(Saved data entries)
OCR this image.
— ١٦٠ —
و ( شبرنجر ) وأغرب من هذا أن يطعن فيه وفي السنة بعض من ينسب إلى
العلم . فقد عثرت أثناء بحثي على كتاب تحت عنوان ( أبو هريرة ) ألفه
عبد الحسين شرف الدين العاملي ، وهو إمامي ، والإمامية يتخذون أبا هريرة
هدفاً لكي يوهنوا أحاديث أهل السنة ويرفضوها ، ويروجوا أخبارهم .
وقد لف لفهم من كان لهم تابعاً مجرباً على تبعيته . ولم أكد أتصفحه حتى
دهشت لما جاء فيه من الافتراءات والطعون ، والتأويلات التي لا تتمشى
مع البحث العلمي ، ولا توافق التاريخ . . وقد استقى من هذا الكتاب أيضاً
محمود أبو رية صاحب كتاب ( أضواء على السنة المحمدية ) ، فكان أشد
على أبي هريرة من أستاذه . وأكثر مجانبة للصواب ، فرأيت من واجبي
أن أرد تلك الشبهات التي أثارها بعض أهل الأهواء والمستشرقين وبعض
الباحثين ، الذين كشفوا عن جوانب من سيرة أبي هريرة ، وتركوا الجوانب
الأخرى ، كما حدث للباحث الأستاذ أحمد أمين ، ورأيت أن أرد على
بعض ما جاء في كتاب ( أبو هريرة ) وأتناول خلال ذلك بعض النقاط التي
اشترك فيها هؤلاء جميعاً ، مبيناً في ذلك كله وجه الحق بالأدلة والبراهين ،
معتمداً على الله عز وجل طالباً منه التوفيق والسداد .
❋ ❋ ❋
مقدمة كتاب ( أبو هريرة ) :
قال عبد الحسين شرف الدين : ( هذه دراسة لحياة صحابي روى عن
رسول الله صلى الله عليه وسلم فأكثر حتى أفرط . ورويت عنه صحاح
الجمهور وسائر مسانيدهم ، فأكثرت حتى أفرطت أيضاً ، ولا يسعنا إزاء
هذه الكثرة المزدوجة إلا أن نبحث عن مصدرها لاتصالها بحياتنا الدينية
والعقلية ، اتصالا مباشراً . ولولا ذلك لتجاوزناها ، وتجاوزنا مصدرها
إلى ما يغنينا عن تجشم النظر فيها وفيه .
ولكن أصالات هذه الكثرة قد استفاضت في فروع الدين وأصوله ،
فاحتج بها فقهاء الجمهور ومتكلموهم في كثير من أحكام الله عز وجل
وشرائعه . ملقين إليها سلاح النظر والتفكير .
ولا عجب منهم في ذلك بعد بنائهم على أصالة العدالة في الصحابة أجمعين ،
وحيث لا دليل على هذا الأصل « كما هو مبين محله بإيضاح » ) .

* [Written exercise]
Within the data above, pick out all lines holding the word "الجمهور".

* [Worked solution]
الجمهور وسائر مسانيدهم ، فأكثرت حتى أفرطت أيضاً ، ولا يسعنا إزاء
فاحتج بها فقهاء الجمهور ومتكلموهم في كثير من أحكام الله عز وجل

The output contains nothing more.